Provided records
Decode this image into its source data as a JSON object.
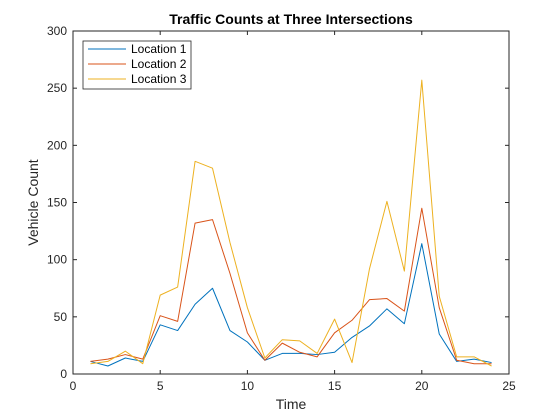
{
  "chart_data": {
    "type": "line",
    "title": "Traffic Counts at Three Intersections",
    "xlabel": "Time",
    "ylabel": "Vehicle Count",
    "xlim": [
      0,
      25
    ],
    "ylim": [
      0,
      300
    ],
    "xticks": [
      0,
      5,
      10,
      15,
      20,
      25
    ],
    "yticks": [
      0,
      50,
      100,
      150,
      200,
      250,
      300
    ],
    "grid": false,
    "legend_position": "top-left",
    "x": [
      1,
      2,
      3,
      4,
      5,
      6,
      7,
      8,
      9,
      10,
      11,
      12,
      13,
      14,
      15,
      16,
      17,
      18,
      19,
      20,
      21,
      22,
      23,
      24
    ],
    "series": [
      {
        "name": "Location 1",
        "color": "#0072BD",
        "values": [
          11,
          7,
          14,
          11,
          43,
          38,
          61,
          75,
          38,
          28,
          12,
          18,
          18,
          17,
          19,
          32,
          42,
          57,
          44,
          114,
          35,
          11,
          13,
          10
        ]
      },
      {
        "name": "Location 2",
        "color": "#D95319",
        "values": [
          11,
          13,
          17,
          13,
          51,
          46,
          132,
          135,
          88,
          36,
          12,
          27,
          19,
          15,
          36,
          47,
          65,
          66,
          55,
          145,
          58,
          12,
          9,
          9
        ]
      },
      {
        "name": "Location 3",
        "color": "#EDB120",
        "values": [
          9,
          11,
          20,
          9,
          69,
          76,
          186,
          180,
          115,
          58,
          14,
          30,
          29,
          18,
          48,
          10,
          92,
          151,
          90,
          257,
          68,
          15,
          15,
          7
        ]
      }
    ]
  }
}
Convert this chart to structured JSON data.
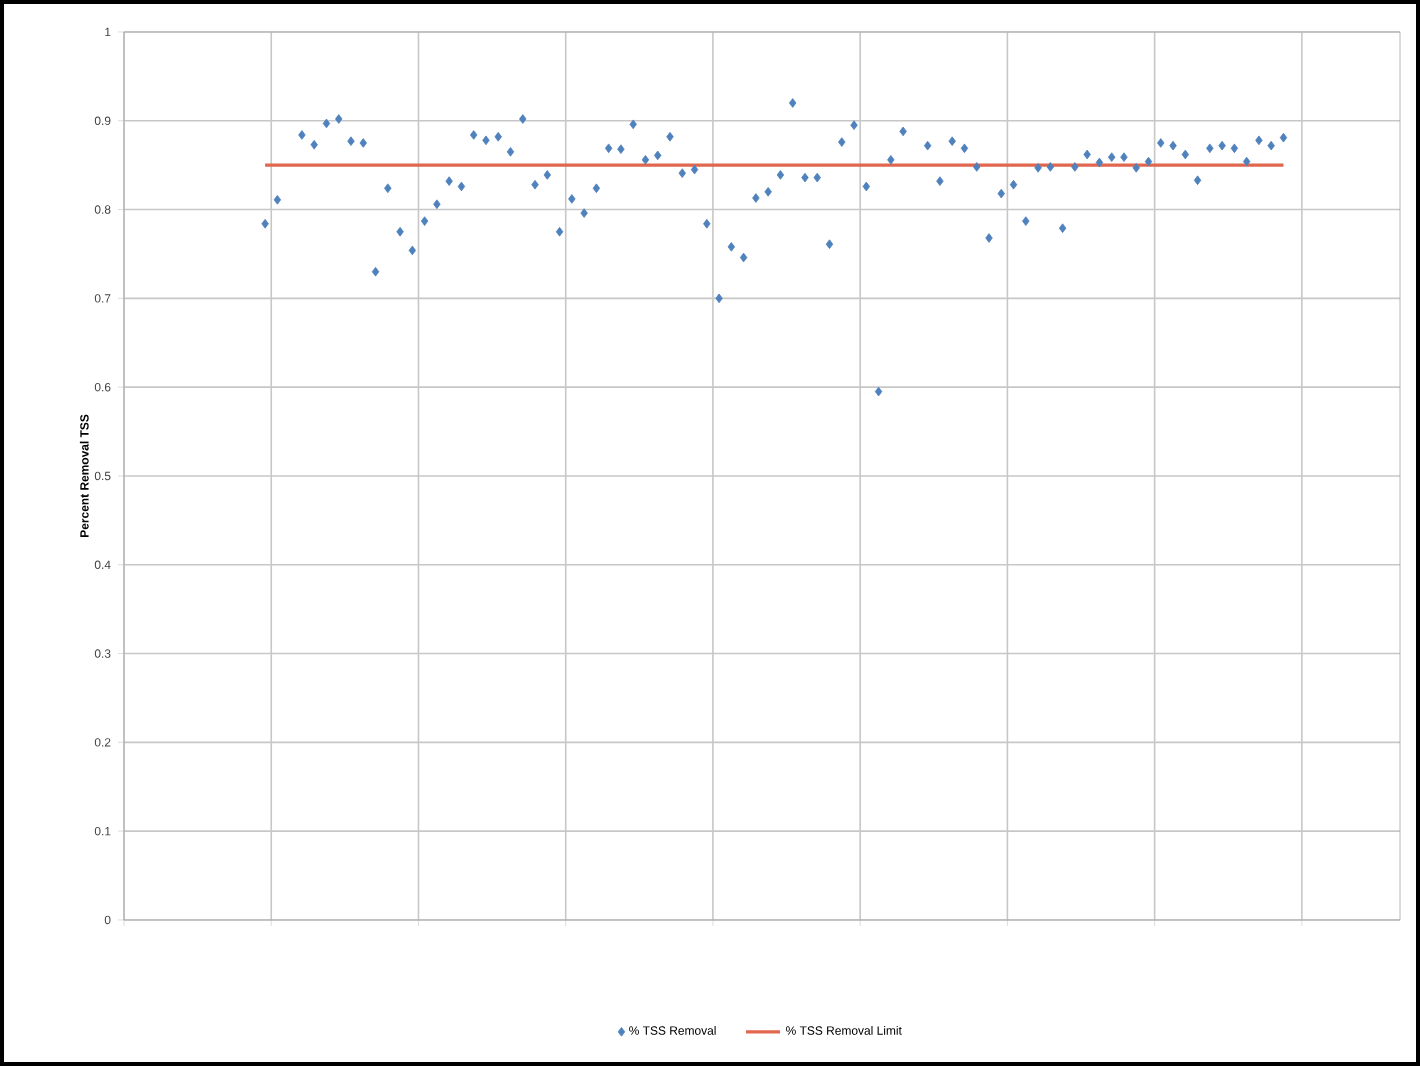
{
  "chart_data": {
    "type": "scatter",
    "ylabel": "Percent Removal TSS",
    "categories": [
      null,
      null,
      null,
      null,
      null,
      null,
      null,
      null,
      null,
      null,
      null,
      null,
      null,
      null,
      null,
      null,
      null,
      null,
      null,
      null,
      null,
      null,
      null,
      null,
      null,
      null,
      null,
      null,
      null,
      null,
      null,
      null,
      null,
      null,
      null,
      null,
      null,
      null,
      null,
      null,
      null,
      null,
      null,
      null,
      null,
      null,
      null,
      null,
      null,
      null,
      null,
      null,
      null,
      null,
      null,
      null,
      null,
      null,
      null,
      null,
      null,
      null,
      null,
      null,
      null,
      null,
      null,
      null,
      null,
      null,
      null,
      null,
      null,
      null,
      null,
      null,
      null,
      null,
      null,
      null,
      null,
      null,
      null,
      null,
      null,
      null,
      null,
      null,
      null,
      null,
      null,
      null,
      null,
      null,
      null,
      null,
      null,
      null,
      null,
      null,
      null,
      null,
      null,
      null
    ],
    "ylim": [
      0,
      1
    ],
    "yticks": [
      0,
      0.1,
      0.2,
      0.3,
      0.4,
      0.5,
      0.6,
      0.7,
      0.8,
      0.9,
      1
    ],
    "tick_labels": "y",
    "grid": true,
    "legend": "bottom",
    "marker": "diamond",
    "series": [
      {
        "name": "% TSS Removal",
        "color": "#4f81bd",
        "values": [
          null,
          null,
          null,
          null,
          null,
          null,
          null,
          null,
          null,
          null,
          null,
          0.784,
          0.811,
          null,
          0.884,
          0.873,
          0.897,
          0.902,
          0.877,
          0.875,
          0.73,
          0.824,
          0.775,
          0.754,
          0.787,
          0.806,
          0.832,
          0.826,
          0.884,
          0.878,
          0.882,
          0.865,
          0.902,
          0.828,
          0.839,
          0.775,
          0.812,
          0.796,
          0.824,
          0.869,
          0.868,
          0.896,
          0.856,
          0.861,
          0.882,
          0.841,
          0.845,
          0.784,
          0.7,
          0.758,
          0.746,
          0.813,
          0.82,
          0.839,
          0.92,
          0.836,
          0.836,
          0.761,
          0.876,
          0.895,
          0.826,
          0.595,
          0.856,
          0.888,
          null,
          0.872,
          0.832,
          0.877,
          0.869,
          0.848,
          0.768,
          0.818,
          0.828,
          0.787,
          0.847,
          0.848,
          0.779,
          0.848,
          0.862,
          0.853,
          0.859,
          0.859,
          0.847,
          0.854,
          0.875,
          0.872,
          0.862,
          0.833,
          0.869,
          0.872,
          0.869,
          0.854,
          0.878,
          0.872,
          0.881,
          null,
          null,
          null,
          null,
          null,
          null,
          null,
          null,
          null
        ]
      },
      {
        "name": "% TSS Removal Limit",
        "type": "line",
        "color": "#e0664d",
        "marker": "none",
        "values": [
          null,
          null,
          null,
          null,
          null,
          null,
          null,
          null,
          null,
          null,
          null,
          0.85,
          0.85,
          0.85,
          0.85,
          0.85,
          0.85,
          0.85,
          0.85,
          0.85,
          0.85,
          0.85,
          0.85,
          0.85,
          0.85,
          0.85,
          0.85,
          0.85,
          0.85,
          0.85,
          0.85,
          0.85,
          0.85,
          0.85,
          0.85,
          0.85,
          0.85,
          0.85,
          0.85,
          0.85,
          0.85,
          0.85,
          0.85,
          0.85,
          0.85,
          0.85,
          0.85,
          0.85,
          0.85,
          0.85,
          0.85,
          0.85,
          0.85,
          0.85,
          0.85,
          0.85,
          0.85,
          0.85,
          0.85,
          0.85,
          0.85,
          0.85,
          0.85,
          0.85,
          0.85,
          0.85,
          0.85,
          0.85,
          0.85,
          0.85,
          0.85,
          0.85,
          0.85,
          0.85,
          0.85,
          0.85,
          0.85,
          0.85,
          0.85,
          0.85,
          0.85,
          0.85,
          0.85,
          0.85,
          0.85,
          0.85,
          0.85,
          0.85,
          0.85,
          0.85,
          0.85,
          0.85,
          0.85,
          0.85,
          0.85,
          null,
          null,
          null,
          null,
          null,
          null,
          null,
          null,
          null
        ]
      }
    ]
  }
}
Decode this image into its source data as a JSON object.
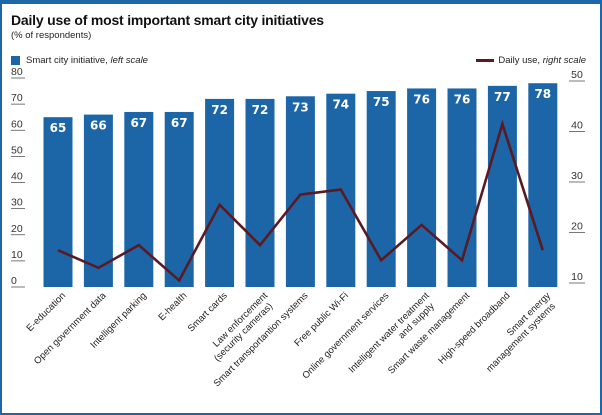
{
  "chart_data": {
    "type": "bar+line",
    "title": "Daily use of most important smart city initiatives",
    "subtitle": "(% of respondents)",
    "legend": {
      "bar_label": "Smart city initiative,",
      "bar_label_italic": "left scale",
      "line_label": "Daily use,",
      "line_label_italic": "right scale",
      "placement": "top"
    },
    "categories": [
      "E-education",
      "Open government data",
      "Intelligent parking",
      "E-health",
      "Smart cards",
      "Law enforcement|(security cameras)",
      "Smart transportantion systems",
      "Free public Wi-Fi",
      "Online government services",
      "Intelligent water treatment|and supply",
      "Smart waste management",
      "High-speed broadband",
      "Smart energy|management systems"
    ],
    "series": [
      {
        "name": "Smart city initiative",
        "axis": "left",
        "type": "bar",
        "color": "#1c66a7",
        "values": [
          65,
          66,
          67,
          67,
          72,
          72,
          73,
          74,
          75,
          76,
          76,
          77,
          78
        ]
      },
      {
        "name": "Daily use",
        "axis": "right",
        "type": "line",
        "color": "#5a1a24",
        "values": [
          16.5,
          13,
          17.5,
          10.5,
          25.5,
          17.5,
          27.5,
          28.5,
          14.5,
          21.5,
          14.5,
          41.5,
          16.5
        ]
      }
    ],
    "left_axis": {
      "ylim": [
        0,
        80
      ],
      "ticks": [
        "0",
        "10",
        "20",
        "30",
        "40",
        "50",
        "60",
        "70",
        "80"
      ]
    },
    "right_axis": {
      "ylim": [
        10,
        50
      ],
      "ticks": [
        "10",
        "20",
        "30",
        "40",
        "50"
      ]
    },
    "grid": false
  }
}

Brief
Repeat the listing in full and exactly. Leave any pictures out.

Task response
Decode this image into its source data as a JSON object.
{
  "chart_data": {
    "type": "line",
    "title": "Traffic Counts at Three Intersections",
    "xlabel": "Time",
    "ylabel": "Vehicle Count",
    "xlim": [
      0,
      25
    ],
    "ylim": [
      0,
      300
    ],
    "xticks": [
      0,
      5,
      10,
      15,
      20,
      25
    ],
    "yticks": [
      0,
      50,
      100,
      150,
      200,
      250,
      300
    ],
    "grid": false,
    "legend_position": "top-left",
    "x": [
      1,
      2,
      3,
      4,
      5,
      6,
      7,
      8,
      9,
      10,
      11,
      12,
      13,
      14,
      15,
      16,
      17,
      18,
      19,
      20,
      21,
      22,
      23,
      24
    ],
    "series": [
      {
        "name": "Location 1",
        "color": "#0072BD",
        "values": [
          11,
          7,
          14,
          11,
          43,
          38,
          61,
          75,
          38,
          28,
          12,
          18,
          18,
          17,
          19,
          32,
          42,
          57,
          44,
          114,
          35,
          11,
          13,
          10
        ]
      },
      {
        "name": "Location 2",
        "color": "#D95319",
        "values": [
          11,
          13,
          17,
          13,
          51,
          46,
          132,
          135,
          88,
          36,
          12,
          27,
          19,
          15,
          36,
          47,
          65,
          66,
          55,
          145,
          58,
          12,
          9,
          9
        ]
      },
      {
        "name": "Location 3",
        "color": "#EDB120",
        "values": [
          9,
          11,
          20,
          9,
          69,
          76,
          186,
          180,
          115,
          58,
          14,
          30,
          29,
          18,
          48,
          10,
          92,
          151,
          90,
          257,
          68,
          15,
          15,
          7
        ]
      }
    ]
  }
}
Convert this chart to structured JSON data.
{
  "chart_data": {
    "type": "scatter",
    "ylabel": "Percent Removal TSS",
    "categories": [
      null,
      null,
      null,
      null,
      null,
      null,
      null,
      null,
      null,
      null,
      null,
      null,
      null,
      null,
      null,
      null,
      null,
      null,
      null,
      null,
      null,
      null,
      null,
      null,
      null,
      null,
      null,
      null,
      null,
      null,
      null,
      null,
      null,
      null,
      null,
      null,
      null,
      null,
      null,
      null,
      null,
      null,
      null,
      null,
      null,
      null,
      null,
      null,
      null,
      null,
      null,
      null,
      null,
      null,
      null,
      null,
      null,
      null,
      null,
      null,
      null,
      null,
      null,
      null,
      null,
      null,
      null,
      null,
      null,
      null,
      null,
      null,
      null,
      null,
      null,
      null,
      null,
      null,
      null,
      null,
      null,
      null,
      null,
      null,
      null,
      null,
      null,
      null,
      null,
      null,
      null,
      null,
      null,
      null,
      null,
      null,
      null,
      null,
      null,
      null,
      null,
      null,
      null,
      null
    ],
    "ylim": [
      0,
      1
    ],
    "yticks": [
      0,
      0.1,
      0.2,
      0.3,
      0.4,
      0.5,
      0.6,
      0.7,
      0.8,
      0.9,
      1
    ],
    "tick_labels": "y",
    "grid": true,
    "legend": "bottom",
    "marker": "diamond",
    "series": [
      {
        "name": "% TSS Removal",
        "color": "#4f81bd",
        "values": [
          null,
          null,
          null,
          null,
          null,
          null,
          null,
          null,
          null,
          null,
          null,
          0.784,
          0.811,
          null,
          0.884,
          0.873,
          0.897,
          0.902,
          0.877,
          0.875,
          0.73,
          0.824,
          0.775,
          0.754,
          0.787,
          0.806,
          0.832,
          0.826,
          0.884,
          0.878,
          0.882,
          0.865,
          0.902,
          0.828,
          0.839,
          0.775,
          0.812,
          0.796,
          0.824,
          0.869,
          0.868,
          0.896,
          0.856,
          0.861,
          0.882,
          0.841,
          0.845,
          0.784,
          0.7,
          0.758,
          0.746,
          0.813,
          0.82,
          0.839,
          0.92,
          0.836,
          0.836,
          0.761,
          0.876,
          0.895,
          0.826,
          0.595,
          0.856,
          0.888,
          null,
          0.872,
          0.832,
          0.877,
          0.869,
          0.848,
          0.768,
          0.818,
          0.828,
          0.787,
          0.847,
          0.848,
          0.779,
          0.848,
          0.862,
          0.853,
          0.859,
          0.859,
          0.847,
          0.854,
          0.875,
          0.872,
          0.862,
          0.833,
          0.869,
          0.872,
          0.869,
          0.854,
          0.878,
          0.872,
          0.881,
          null,
          null,
          null,
          null,
          null,
          null,
          null,
          null,
          null
        ]
      },
      {
        "name": "% TSS Removal Limit",
        "type": "line",
        "color": "#e0664d",
        "marker": "none",
        "values": [
          null,
          null,
          null,
          null,
          null,
          null,
          null,
          null,
          null,
          null,
          null,
          0.85,
          0.85,
          0.85,
          0.85,
          0.85,
          0.85,
          0.85,
          0.85,
          0.85,
          0.85,
          0.85,
          0.85,
          0.85,
          0.85,
          0.85,
          0.85,
          0.85,
          0.85,
          0.85,
          0.85,
          0.85,
          0.85,
          0.85,
          0.85,
          0.85,
          0.85,
          0.85,
          0.85,
          0.85,
          0.85,
          0.85,
          0.85,
          0.85,
          0.85,
          0.85,
          0.85,
          0.85,
          0.85,
          0.85,
          0.85,
          0.85,
          0.85,
          0.85,
          0.85,
          0.85,
          0.85,
          0.85,
          0.85,
          0.85,
          0.85,
          0.85,
          0.85,
          0.85,
          0.85,
          0.85,
          0.85,
          0.85,
          0.85,
          0.85,
          0.85,
          0.85,
          0.85,
          0.85,
          0.85,
          0.85,
          0.85,
          0.85,
          0.85,
          0.85,
          0.85,
          0.85,
          0.85,
          0.85,
          0.85,
          0.85,
          0.85,
          0.85,
          0.85,
          0.85,
          0.85,
          0.85,
          0.85,
          0.85,
          0.85,
          null,
          null,
          null,
          null,
          null,
          null,
          null,
          null,
          null
        ]
      }
    ]
  }
}
Decode this image into its source data as a JSON object.
{
  "chart_data": {
    "type": "bar+line",
    "title": "Daily use of most important smart city initiatives",
    "subtitle": "(% of respondents)",
    "legend": {
      "bar_label": "Smart city initiative,",
      "bar_label_italic": "left scale",
      "line_label": "Daily use,",
      "line_label_italic": "right scale",
      "placement": "top"
    },
    "categories": [
      "E-education",
      "Open government data",
      "Intelligent parking",
      "E-health",
      "Smart cards",
      "Law enforcement|(security cameras)",
      "Smart transportantion systems",
      "Free public Wi-Fi",
      "Online government services",
      "Intelligent water treatment|and supply",
      "Smart waste management",
      "High-speed broadband",
      "Smart energy|management systems"
    ],
    "series": [
      {
        "name": "Smart city initiative",
        "axis": "left",
        "type": "bar",
        "color": "#1c66a7",
        "values": [
          65,
          66,
          67,
          67,
          72,
          72,
          73,
          74,
          75,
          76,
          76,
          77,
          78
        ]
      },
      {
        "name": "Daily use",
        "axis": "right",
        "type": "line",
        "color": "#5a1a24",
        "values": [
          16.5,
          13,
          17.5,
          10.5,
          25.5,
          17.5,
          27.5,
          28.5,
          14.5,
          21.5,
          14.5,
          41.5,
          16.5
        ]
      }
    ],
    "left_axis": {
      "ylim": [
        0,
        80
      ],
      "ticks": [
        "0",
        "10",
        "20",
        "30",
        "40",
        "50",
        "60",
        "70",
        "80"
      ]
    },
    "right_axis": {
      "ylim": [
        10,
        50
      ],
      "ticks": [
        "10",
        "20",
        "30",
        "40",
        "50"
      ]
    },
    "grid": false
  }
}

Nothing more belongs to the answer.